What follows is a set of records; restate each one word for word and drop the pictures.

DATASET RECORDS:
----------------------------------------

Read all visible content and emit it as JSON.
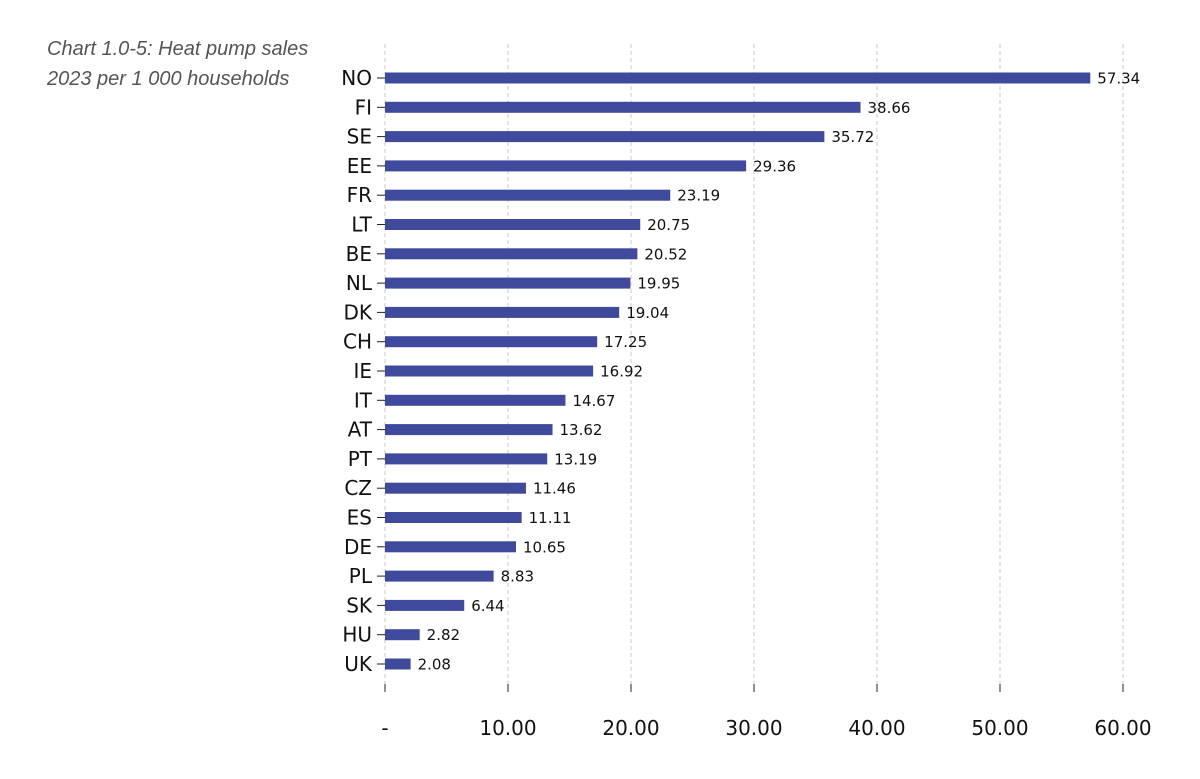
{
  "chart_data": {
    "type": "bar",
    "orientation": "horizontal",
    "title": "Chart 1.0-5: Heat pump sales 2023 per 1 000 households",
    "categories": [
      "NO",
      "FI",
      "SE",
      "EE",
      "FR",
      "LT",
      "BE",
      "NL",
      "DK",
      "CH",
      "IE",
      "IT",
      "AT",
      "PT",
      "CZ",
      "ES",
      "DE",
      "PL",
      "SK",
      "HU",
      "UK"
    ],
    "values": [
      57.34,
      38.66,
      35.72,
      29.36,
      23.19,
      20.75,
      20.52,
      19.95,
      19.04,
      17.25,
      16.92,
      14.67,
      13.62,
      13.19,
      11.46,
      11.11,
      10.65,
      8.83,
      6.44,
      2.82,
      2.08
    ],
    "value_labels": [
      "57.34",
      "38.66",
      "35.72",
      "29.36",
      "23.19",
      "20.75",
      "20.52",
      "19.95",
      "19.04",
      "17.25",
      "16.92",
      "14.67",
      "13.62",
      "13.19",
      "11.46",
      "11.11",
      "10.65",
      "8.83",
      "6.44",
      "2.82",
      "2.08"
    ],
    "xticks": [
      0,
      10,
      20,
      30,
      40,
      50,
      60
    ],
    "xtick_labels": [
      "-",
      "10.00",
      "20.00",
      "30.00",
      "40.00",
      "50.00",
      "60.00"
    ],
    "xlim": [
      0,
      60
    ],
    "grid": "vertical dashed",
    "legend": "none",
    "bar_color": "#3f4a9c",
    "grid_color": "#c8c8c8"
  }
}
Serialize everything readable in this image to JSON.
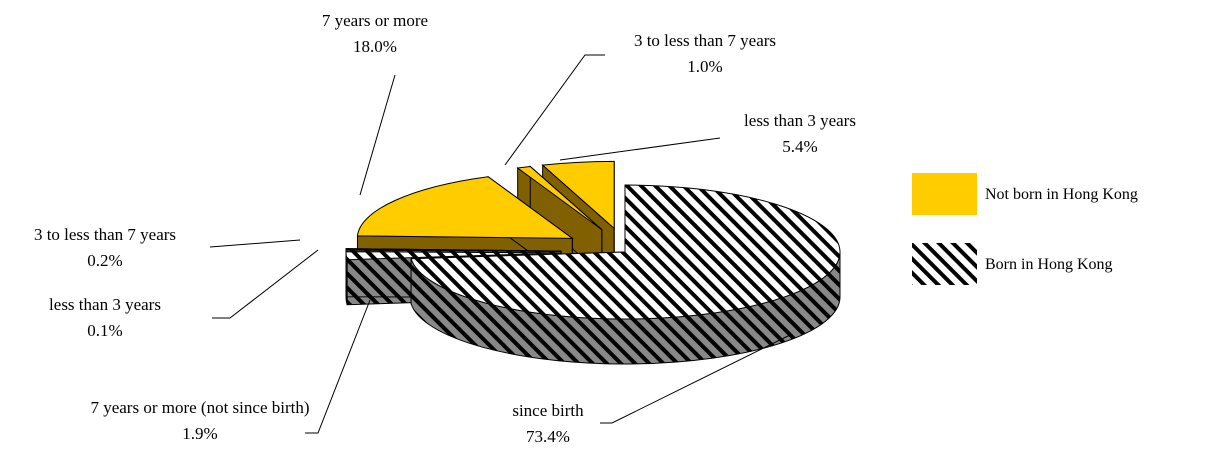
{
  "chart_data": {
    "type": "pie3d",
    "series": [
      {
        "name": "Not born in Hong Kong",
        "color": "#ffcc00",
        "side_color": "#806000",
        "categories": [
          "7 years or more",
          "3 to less than 7 years",
          "less than 3 years"
        ],
        "values": [
          18.0,
          1.0,
          5.4
        ],
        "value_labels": [
          "18.0%",
          "1.0%",
          "5.4%"
        ]
      },
      {
        "name": "Born in Hong Kong",
        "color": "#000000",
        "pattern": "diagonal-hatch",
        "categories": [
          "since birth",
          "7 years or more (not since birth)",
          "3 to less than 7 years",
          "less than 3 years"
        ],
        "values": [
          73.4,
          1.9,
          0.2,
          0.1
        ],
        "value_labels": [
          "73.4%",
          "1.9%",
          "0.2%",
          "0.1%"
        ]
      }
    ],
    "legend": "right"
  }
}
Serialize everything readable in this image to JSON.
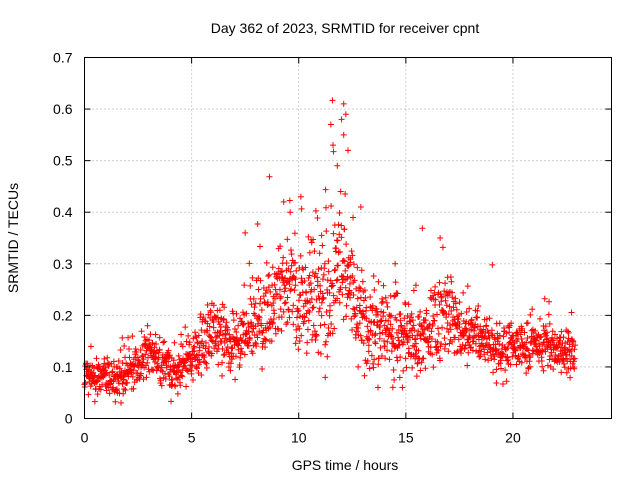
{
  "chart_data": {
    "type": "scatter",
    "title": "Day 362 of 2023, SRMTID for receiver cpnt",
    "xlabel": "GPS time / hours",
    "ylabel": "SRMTID / TECUs",
    "xlim": [
      0,
      24.6
    ],
    "ylim": [
      0,
      0.7
    ],
    "x_ticks": [
      0,
      5,
      10,
      15,
      20
    ],
    "x_tick_labels": [
      "0",
      "5",
      "10",
      "15",
      "20"
    ],
    "y_ticks": [
      0,
      0.1,
      0.2,
      0.3,
      0.4,
      0.5,
      0.6,
      0.7
    ],
    "y_tick_labels": [
      "0",
      "0.1",
      "0.2",
      "0.3",
      "0.4",
      "0.5",
      "0.6",
      "0.7"
    ],
    "grid": true,
    "marker": "+",
    "color": "#ff0000",
    "series": [
      {
        "name": "SRMTID",
        "trend": [
          [
            0.0,
            0.08
          ],
          [
            0.5,
            0.075
          ],
          [
            1.0,
            0.08
          ],
          [
            1.5,
            0.075
          ],
          [
            2.0,
            0.08
          ],
          [
            2.5,
            0.1
          ],
          [
            3.0,
            0.13
          ],
          [
            3.5,
            0.11
          ],
          [
            4.0,
            0.09
          ],
          [
            4.5,
            0.1
          ],
          [
            5.0,
            0.12
          ],
          [
            5.5,
            0.14
          ],
          [
            6.0,
            0.16
          ],
          [
            6.5,
            0.17
          ],
          [
            7.0,
            0.14
          ],
          [
            7.5,
            0.17
          ],
          [
            8.0,
            0.19
          ],
          [
            8.5,
            0.2
          ],
          [
            9.0,
            0.25
          ],
          [
            9.5,
            0.27
          ],
          [
            10.0,
            0.24
          ],
          [
            10.5,
            0.22
          ],
          [
            11.0,
            0.24
          ],
          [
            11.5,
            0.27
          ],
          [
            12.0,
            0.3
          ],
          [
            12.5,
            0.24
          ],
          [
            13.0,
            0.19
          ],
          [
            13.5,
            0.18
          ],
          [
            14.0,
            0.17
          ],
          [
            14.5,
            0.16
          ],
          [
            15.0,
            0.15
          ],
          [
            15.5,
            0.15
          ],
          [
            16.0,
            0.17
          ],
          [
            16.5,
            0.19
          ],
          [
            17.0,
            0.2
          ],
          [
            17.5,
            0.18
          ],
          [
            18.0,
            0.17
          ],
          [
            18.5,
            0.15
          ],
          [
            19.0,
            0.14
          ],
          [
            19.5,
            0.13
          ],
          [
            20.0,
            0.14
          ],
          [
            20.5,
            0.14
          ],
          [
            21.0,
            0.14
          ],
          [
            21.5,
            0.14
          ],
          [
            22.0,
            0.13
          ],
          [
            22.5,
            0.13
          ],
          [
            22.9,
            0.13
          ]
        ],
        "spread": [
          [
            0.0,
            0.03
          ],
          [
            3.0,
            0.04
          ],
          [
            5.0,
            0.05
          ],
          [
            8.0,
            0.07
          ],
          [
            9.5,
            0.09
          ],
          [
            11.5,
            0.12
          ],
          [
            12.5,
            0.08
          ],
          [
            14.0,
            0.06
          ],
          [
            16.5,
            0.07
          ],
          [
            18.0,
            0.05
          ],
          [
            22.9,
            0.04
          ]
        ],
        "n_points": 1800,
        "x_start": 0.0,
        "x_end": 22.9,
        "peaks": [
          {
            "x": 12.1,
            "y": 0.61
          },
          {
            "x": 12.2,
            "y": 0.59
          },
          {
            "x": 12.1,
            "y": 0.55
          },
          {
            "x": 11.5,
            "y": 0.57
          },
          {
            "x": 11.6,
            "y": 0.53
          },
          {
            "x": 11.8,
            "y": 0.49
          },
          {
            "x": 12.3,
            "y": 0.52
          },
          {
            "x": 12.0,
            "y": 0.58
          },
          {
            "x": 9.3,
            "y": 0.42
          },
          {
            "x": 9.6,
            "y": 0.4
          },
          {
            "x": 10.1,
            "y": 0.43
          },
          {
            "x": 12.9,
            "y": 0.41
          },
          {
            "x": 7.5,
            "y": 0.36
          },
          {
            "x": 16.6,
            "y": 0.35
          },
          {
            "x": 14.5,
            "y": 0.3
          },
          {
            "x": 13.7,
            "y": 0.06
          }
        ],
        "seed": 362
      }
    ]
  }
}
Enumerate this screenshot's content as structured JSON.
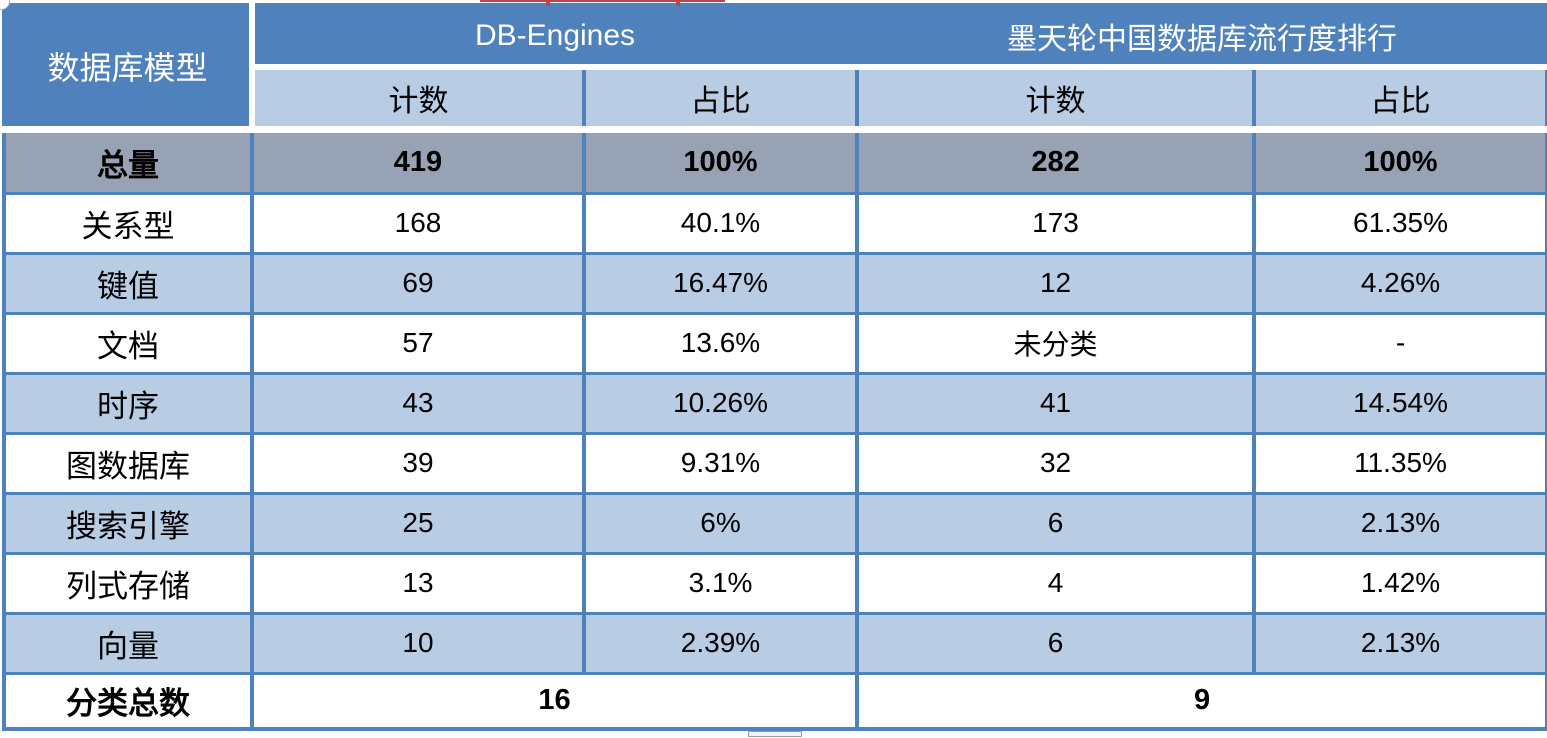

----------------------------------------

ANSWER FOR THIS EXERCISE:
Read all visible content and emit it as JSON.
{
  "chart_data": {
    "type": "bar",
    "orientation": "horizontal",
    "title": "Chart 1.0-5: Heat pump sales 2023 per 1 000 households",
    "categories": [
      "NO",
      "FI",
      "SE",
      "EE",
      "FR",
      "LT",
      "BE",
      "NL",
      "DK",
      "CH",
      "IE",
      "IT",
      "AT",
      "PT",
      "CZ",
      "ES",
      "DE",
      "PL",
      "SK",
      "HU",
      "UK"
    ],
    "values": [
      57.34,
      38.66,
      35.72,
      29.36,
      23.19,
      20.75,
      20.52,
      19.95,
      19.04,
      17.25,
      16.92,
      14.67,
      13.62,
      13.19,
      11.46,
      11.11,
      10.65,
      8.83,
      6.44,
      2.82,
      2.08
    ],
    "value_labels": [
      "57.34",
      "38.66",
      "35.72",
      "29.36",
      "23.19",
      "20.75",
      "20.52",
      "19.95",
      "19.04",
      "17.25",
      "16.92",
      "14.67",
      "13.62",
      "13.19",
      "11.46",
      "11.11",
      "10.65",
      "8.83",
      "6.44",
      "2.82",
      "2.08"
    ],
    "xticks": [
      0,
      10,
      20,
      30,
      40,
      50,
      60
    ],
    "xtick_labels": [
      "-",
      "10.00",
      "20.00",
      "30.00",
      "40.00",
      "50.00",
      "60.00"
    ],
    "xlim": [
      0,
      60
    ],
    "grid": "vertical dashed",
    "legend": "none",
    "bar_color": "#3f4a9c",
    "grid_color": "#c8c8c8"
  }
}
Serialize everything readable in this image to JSON.
{
  "chart_data": {
    "type": "pie3d",
    "series": [
      {
        "name": "Not born in Hong Kong",
        "color": "#ffcc00",
        "side_color": "#806000",
        "categories": [
          "7 years or more",
          "3 to less than 7 years",
          "less than 3 years"
        ],
        "values": [
          18.0,
          1.0,
          5.4
        ],
        "value_labels": [
          "18.0%",
          "1.0%",
          "5.4%"
        ]
      },
      {
        "name": "Born in Hong Kong",
        "color": "#000000",
        "pattern": "diagonal-hatch",
        "categories": [
          "since birth",
          "7 years or more (not since birth)",
          "3 to less than 7 years",
          "less than 3 years"
        ],
        "values": [
          73.4,
          1.9,
          0.2,
          0.1
        ],
        "value_labels": [
          "73.4%",
          "1.9%",
          "0.2%",
          "0.1%"
        ]
      }
    ],
    "legend": "right"
  }
}
Serialize everything readable in this image to JSON.
{
  "chart_data": {
    "type": "scatter",
    "title": "Day 362 of 2023, SRMTID for receiver cpnt",
    "xlabel": "GPS time / hours",
    "ylabel": "SRMTID / TECUs",
    "xlim": [
      0,
      24.6
    ],
    "ylim": [
      0,
      0.7
    ],
    "x_ticks": [
      0,
      5,
      10,
      15,
      20
    ],
    "x_tick_labels": [
      "0",
      "5",
      "10",
      "15",
      "20"
    ],
    "y_ticks": [
      0,
      0.1,
      0.2,
      0.3,
      0.4,
      0.5,
      0.6,
      0.7
    ],
    "y_tick_labels": [
      "0",
      "0.1",
      "0.2",
      "0.3",
      "0.4",
      "0.5",
      "0.6",
      "0.7"
    ],
    "grid": true,
    "marker": "+",
    "color": "#ff0000",
    "series": [
      {
        "name": "SRMTID",
        "trend": [
          [
            0.0,
            0.08
          ],
          [
            0.5,
            0.075
          ],
          [
            1.0,
            0.08
          ],
          [
            1.5,
            0.075
          ],
          [
            2.0,
            0.08
          ],
          [
            2.5,
            0.1
          ],
          [
            3.0,
            0.13
          ],
          [
            3.5,
            0.11
          ],
          [
            4.0,
            0.09
          ],
          [
            4.5,
            0.1
          ],
          [
            5.0,
            0.12
          ],
          [
            5.5,
            0.14
          ],
          [
            6.0,
            0.16
          ],
          [
            6.5,
            0.17
          ],
          [
            7.0,
            0.14
          ],
          [
            7.5,
            0.17
          ],
          [
            8.0,
            0.19
          ],
          [
            8.5,
            0.2
          ],
          [
            9.0,
            0.25
          ],
          [
            9.5,
            0.27
          ],
          [
            10.0,
            0.24
          ],
          [
            10.5,
            0.22
          ],
          [
            11.0,
            0.24
          ],
          [
            11.5,
            0.27
          ],
          [
            12.0,
            0.3
          ],
          [
            12.5,
            0.24
          ],
          [
            13.0,
            0.19
          ],
          [
            13.5,
            0.18
          ],
          [
            14.0,
            0.17
          ],
          [
            14.5,
            0.16
          ],
          [
            15.0,
            0.15
          ],
          [
            15.5,
            0.15
          ],
          [
            16.0,
            0.17
          ],
          [
            16.5,
            0.19
          ],
          [
            17.0,
            0.2
          ],
          [
            17.5,
            0.18
          ],
          [
            18.0,
            0.17
          ],
          [
            18.5,
            0.15
          ],
          [
            19.0,
            0.14
          ],
          [
            19.5,
            0.13
          ],
          [
            20.0,
            0.14
          ],
          [
            20.5,
            0.14
          ],
          [
            21.0,
            0.14
          ],
          [
            21.5,
            0.14
          ],
          [
            22.0,
            0.13
          ],
          [
            22.5,
            0.13
          ],
          [
            22.9,
            0.13
          ]
        ],
        "spread": [
          [
            0.0,
            0.03
          ],
          [
            3.0,
            0.04
          ],
          [
            5.0,
            0.05
          ],
          [
            8.0,
            0.07
          ],
          [
            9.5,
            0.09
          ],
          [
            11.5,
            0.12
          ],
          [
            12.5,
            0.08
          ],
          [
            14.0,
            0.06
          ],
          [
            16.5,
            0.07
          ],
          [
            18.0,
            0.05
          ],
          [
            22.9,
            0.04
          ]
        ],
        "n_points": 1800,
        "x_start": 0.0,
        "x_end": 22.9,
        "peaks": [
          {
            "x": 12.1,
            "y": 0.61
          },
          {
            "x": 12.2,
            "y": 0.59
          },
          {
            "x": 12.1,
            "y": 0.55
          },
          {
            "x": 11.5,
            "y": 0.57
          },
          {
            "x": 11.6,
            "y": 0.53
          },
          {
            "x": 11.8,
            "y": 0.49
          },
          {
            "x": 12.3,
            "y": 0.52
          },
          {
            "x": 12.0,
            "y": 0.58
          },
          {
            "x": 9.3,
            "y": 0.42
          },
          {
            "x": 9.6,
            "y": 0.4
          },
          {
            "x": 10.1,
            "y": 0.43
          },
          {
            "x": 12.9,
            "y": 0.41
          },
          {
            "x": 7.5,
            "y": 0.36
          },
          {
            "x": 16.6,
            "y": 0.35
          },
          {
            "x": 14.5,
            "y": 0.3
          },
          {
            "x": 13.7,
            "y": 0.06
          }
        ],
        "seed": 362
      }
    ]
  }
}
Enumerate this screenshot's content as structured JSON.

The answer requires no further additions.